Data for this task —
************
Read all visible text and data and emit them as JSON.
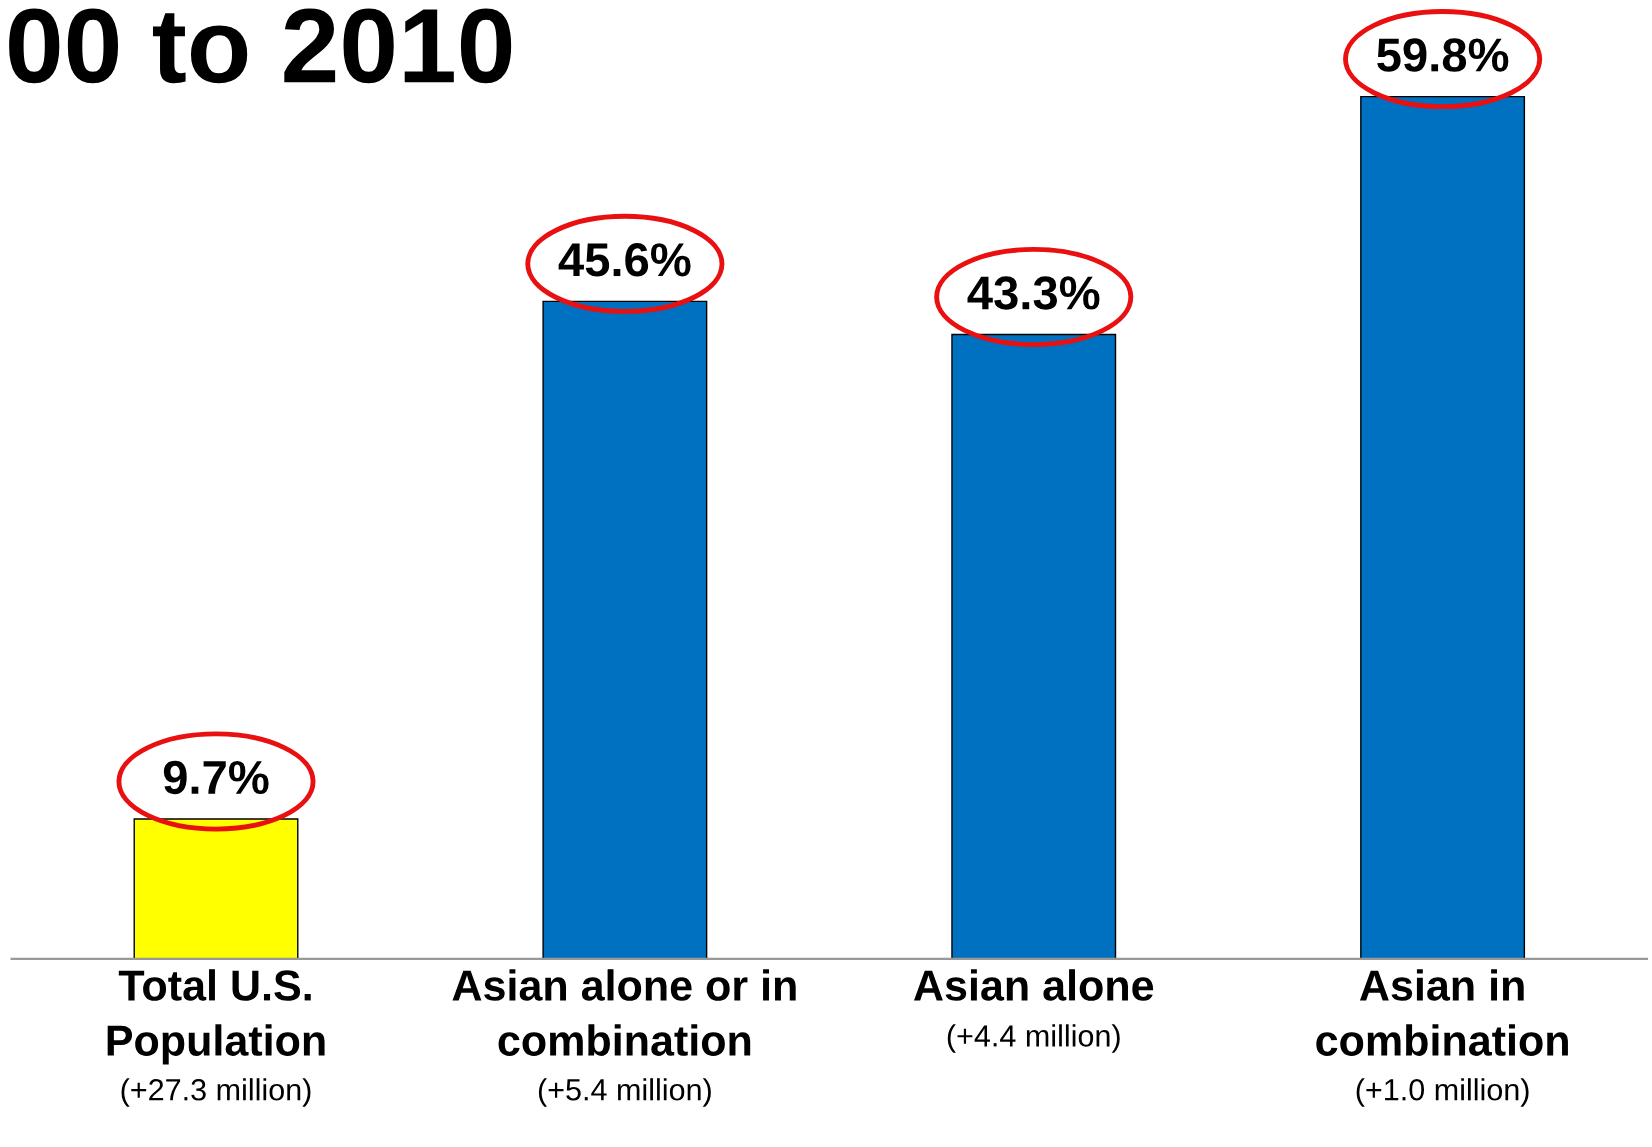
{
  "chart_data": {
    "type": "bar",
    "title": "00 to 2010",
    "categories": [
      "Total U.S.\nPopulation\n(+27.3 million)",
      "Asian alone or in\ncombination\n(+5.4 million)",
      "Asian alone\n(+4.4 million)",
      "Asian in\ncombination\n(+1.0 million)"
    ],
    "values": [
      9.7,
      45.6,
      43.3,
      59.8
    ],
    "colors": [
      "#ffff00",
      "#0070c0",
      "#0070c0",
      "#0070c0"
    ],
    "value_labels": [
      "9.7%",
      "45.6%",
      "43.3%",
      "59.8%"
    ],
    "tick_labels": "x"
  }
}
************
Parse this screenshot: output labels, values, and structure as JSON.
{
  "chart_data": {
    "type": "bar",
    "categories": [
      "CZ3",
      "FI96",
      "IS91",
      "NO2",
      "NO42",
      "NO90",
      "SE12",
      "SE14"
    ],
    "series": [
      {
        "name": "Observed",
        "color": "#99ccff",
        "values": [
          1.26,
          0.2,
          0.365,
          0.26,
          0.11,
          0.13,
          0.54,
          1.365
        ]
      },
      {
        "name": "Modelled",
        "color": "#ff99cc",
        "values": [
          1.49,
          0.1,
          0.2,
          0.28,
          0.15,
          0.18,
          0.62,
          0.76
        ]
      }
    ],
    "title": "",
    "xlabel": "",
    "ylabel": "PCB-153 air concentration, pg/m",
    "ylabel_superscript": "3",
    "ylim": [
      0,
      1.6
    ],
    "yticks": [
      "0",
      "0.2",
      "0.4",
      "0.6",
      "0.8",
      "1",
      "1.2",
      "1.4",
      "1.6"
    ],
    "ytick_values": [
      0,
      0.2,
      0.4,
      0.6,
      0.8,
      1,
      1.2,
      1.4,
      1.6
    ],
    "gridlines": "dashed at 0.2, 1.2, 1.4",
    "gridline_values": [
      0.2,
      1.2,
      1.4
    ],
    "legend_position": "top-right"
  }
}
************
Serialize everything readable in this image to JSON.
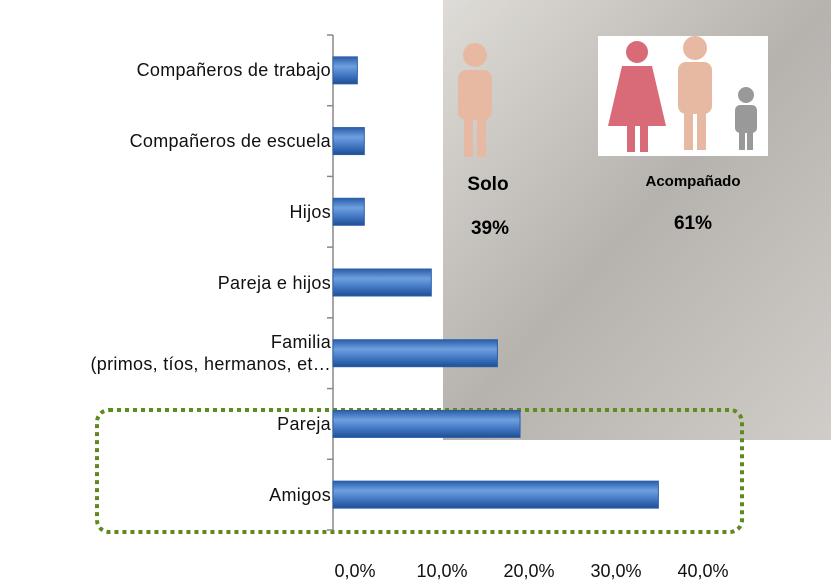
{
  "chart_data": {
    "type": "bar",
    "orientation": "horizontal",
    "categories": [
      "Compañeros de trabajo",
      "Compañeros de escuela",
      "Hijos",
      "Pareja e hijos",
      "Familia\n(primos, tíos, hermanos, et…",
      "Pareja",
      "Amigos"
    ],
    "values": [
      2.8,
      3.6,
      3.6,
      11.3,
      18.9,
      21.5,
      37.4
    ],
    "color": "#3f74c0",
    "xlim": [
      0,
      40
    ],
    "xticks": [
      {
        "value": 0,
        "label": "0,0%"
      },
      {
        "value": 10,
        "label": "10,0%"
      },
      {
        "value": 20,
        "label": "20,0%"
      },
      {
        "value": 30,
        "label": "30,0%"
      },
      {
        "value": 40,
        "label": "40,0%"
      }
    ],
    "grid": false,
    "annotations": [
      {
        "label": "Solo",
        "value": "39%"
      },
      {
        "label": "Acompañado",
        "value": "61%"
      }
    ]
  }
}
************
Work required —
Take every line that includes the string "Compañeros" and copy it.

Task response —
      "Compañeros de trabajo",
      "Compañeros de escuela",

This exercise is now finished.